* _Supplied material_
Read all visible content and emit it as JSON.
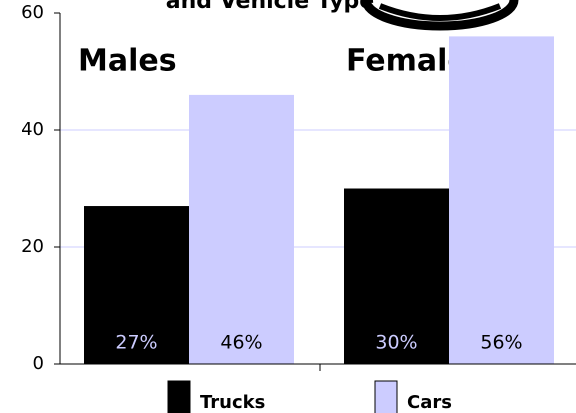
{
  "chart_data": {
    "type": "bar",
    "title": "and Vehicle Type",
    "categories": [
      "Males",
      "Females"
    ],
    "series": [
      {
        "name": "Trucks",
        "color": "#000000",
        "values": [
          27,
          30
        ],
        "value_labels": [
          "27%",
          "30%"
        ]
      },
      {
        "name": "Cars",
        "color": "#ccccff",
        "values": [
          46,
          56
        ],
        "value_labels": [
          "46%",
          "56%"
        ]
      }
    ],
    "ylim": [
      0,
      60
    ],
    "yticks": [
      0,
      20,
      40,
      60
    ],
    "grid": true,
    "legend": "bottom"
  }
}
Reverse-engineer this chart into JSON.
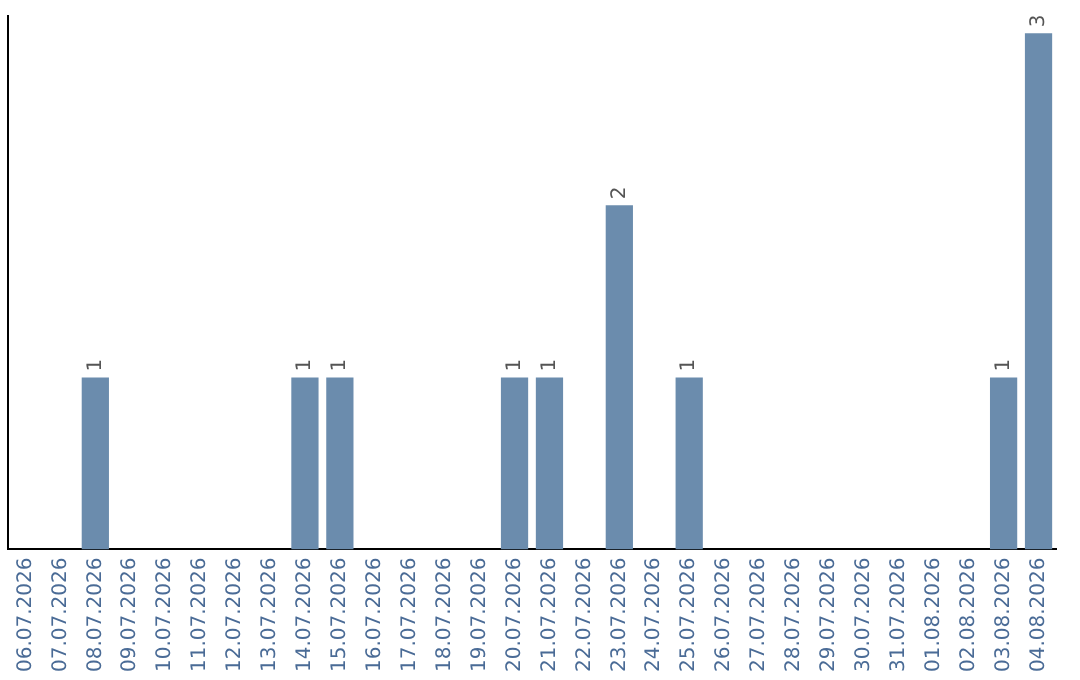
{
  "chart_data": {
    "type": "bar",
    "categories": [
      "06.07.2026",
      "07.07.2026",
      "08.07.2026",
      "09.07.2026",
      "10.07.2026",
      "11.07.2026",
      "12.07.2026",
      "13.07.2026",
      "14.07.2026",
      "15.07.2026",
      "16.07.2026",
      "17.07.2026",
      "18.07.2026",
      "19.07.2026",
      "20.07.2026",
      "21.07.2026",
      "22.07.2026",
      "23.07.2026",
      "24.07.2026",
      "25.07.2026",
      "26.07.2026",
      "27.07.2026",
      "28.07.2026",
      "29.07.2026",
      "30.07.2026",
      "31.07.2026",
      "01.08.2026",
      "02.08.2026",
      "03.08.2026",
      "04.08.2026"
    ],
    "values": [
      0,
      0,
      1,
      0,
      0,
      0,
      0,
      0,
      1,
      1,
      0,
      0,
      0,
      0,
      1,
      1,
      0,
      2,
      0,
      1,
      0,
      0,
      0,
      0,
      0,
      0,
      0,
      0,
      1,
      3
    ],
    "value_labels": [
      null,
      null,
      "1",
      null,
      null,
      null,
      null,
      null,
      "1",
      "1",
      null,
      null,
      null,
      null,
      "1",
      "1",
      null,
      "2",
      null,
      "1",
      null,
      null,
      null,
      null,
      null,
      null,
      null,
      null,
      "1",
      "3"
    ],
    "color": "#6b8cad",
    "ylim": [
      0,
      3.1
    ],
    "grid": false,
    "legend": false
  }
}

* _Short problem_
Each record above should come back exactly the same, only without its pictures.

* _Exercise answer_
Read all visible content and emit it as JSON.
{
  "chart_data": {
    "type": "bar",
    "title": "and Vehicle Type",
    "categories": [
      "Males",
      "Females"
    ],
    "series": [
      {
        "name": "Trucks",
        "color": "#000000",
        "values": [
          27,
          30
        ],
        "value_labels": [
          "27%",
          "30%"
        ]
      },
      {
        "name": "Cars",
        "color": "#ccccff",
        "values": [
          46,
          56
        ],
        "value_labels": [
          "46%",
          "56%"
        ]
      }
    ],
    "ylim": [
      0,
      60
    ],
    "yticks": [
      0,
      20,
      40,
      60
    ],
    "grid": true,
    "legend": "bottom"
  }
}
Reverse-engineer this chart into JSON.
{
  "chart_data": {
    "type": "bar",
    "categories": [
      "06.07.2026",
      "07.07.2026",
      "08.07.2026",
      "09.07.2026",
      "10.07.2026",
      "11.07.2026",
      "12.07.2026",
      "13.07.2026",
      "14.07.2026",
      "15.07.2026",
      "16.07.2026",
      "17.07.2026",
      "18.07.2026",
      "19.07.2026",
      "20.07.2026",
      "21.07.2026",
      "22.07.2026",
      "23.07.2026",
      "24.07.2026",
      "25.07.2026",
      "26.07.2026",
      "27.07.2026",
      "28.07.2026",
      "29.07.2026",
      "30.07.2026",
      "31.07.2026",
      "01.08.2026",
      "02.08.2026",
      "03.08.2026",
      "04.08.2026"
    ],
    "values": [
      0,
      0,
      1,
      0,
      0,
      0,
      0,
      0,
      1,
      1,
      0,
      0,
      0,
      0,
      1,
      1,
      0,
      2,
      0,
      1,
      0,
      0,
      0,
      0,
      0,
      0,
      0,
      0,
      1,
      3
    ],
    "value_labels": [
      null,
      null,
      "1",
      null,
      null,
      null,
      null,
      null,
      "1",
      "1",
      null,
      null,
      null,
      null,
      "1",
      "1",
      null,
      "2",
      null,
      "1",
      null,
      null,
      null,
      null,
      null,
      null,
      null,
      null,
      "1",
      "3"
    ],
    "color": "#6b8cad",
    "ylim": [
      0,
      3.1
    ],
    "grid": false,
    "legend": false
  }
}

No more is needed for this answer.